| EXTRAIT DU TEXTE |
◇ ◇ ◇ ◇

Cette fois encore, l’impression a démontré une meilleure compréhension que le numérique dans une étude utilisant la technologie de suivi oculaire (eye-tracking).
Les participants ont été répartis aléatoirement pour lire le même article de vulgarisation scientifique de six pages, comprenant plusieurs schémas. Une version imprimée ou une version sur tablette leur a été attribuée, puis ils ont répondu à des questions de compréhension de lecture.
L’impression – la grande gagnante
L’étude a révélé que le temps de lecture de l’article influençait les résultats des tests de compréhension, le groupe « impression » obtenant des scores significativement plus élevés que le groupe « numérique ».
Les deux groupes ont consacré à peu près le même temps au traitement de l’ensemble de l’article, des textes, des schémas et des explications associées. Cependant, ce temps n’a pas été réparti de manière égale entre la première lecture et les phases de relecture. Le groupe numérique a passé plus de temps lors de la première lecture, tandis que le groupe papier en a consacré davantage à la relecture.

◇ ◇ ◇ ◇

| EXTRAIT DE DONNÉES |
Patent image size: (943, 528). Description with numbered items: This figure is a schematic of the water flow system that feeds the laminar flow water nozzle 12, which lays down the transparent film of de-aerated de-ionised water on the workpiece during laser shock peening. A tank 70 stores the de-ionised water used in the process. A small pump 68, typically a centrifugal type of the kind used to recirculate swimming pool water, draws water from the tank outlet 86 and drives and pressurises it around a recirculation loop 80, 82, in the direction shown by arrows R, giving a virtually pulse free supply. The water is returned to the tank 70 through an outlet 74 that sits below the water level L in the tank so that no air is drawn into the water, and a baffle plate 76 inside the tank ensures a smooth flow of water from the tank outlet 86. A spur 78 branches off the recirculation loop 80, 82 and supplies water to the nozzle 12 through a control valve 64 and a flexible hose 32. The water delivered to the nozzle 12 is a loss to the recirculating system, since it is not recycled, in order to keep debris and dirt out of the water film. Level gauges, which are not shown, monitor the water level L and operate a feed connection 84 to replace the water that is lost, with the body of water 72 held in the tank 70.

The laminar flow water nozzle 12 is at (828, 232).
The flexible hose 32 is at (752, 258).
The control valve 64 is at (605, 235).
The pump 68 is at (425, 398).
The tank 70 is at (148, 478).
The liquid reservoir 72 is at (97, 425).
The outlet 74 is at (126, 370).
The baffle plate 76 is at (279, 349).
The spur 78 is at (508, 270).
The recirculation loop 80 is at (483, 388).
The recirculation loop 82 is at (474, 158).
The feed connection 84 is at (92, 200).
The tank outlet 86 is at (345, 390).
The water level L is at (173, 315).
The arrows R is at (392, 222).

◇ ◇ ◇ ◇

| SÉRIE D'EXERCICES |
1. Transcrivez fidèlement le texte sur la lecture imprimée et numérique, de « Cette fois encore, l’impression » à « suivi oculaire (eye-tracking). ».
2. Poursuivez le texte sur la lecture imprimée et numérique après sa dernière phrase.

| RÉPONSES FOURNIES |
1.
Cette fois encore, l’impression a démontré une meilleure compréhension que le numérique dans une étude utilisant la technologie de suivi oculaire (eye-tracking).

2.
Concernant les mouvements oculaires dans les sections textuelles, les deux groupes ont présenté des durées de fixation similaires lors de la première lecture. En revanche, le groupe papier a passé plus de temps à relire les sections textuelles que le groupe numérique.
L’étude a également montré que le groupe papier :
- obtenait de meilleurs résultats en compréhension de lecture ;
- revenait beaucoup plus fréquemment aux informations précédentes que le groupe numérique, traduisant un traitement plus intentionnel de l’information ;
- fixait plus longuement les schémas représentatifs et leurs explications.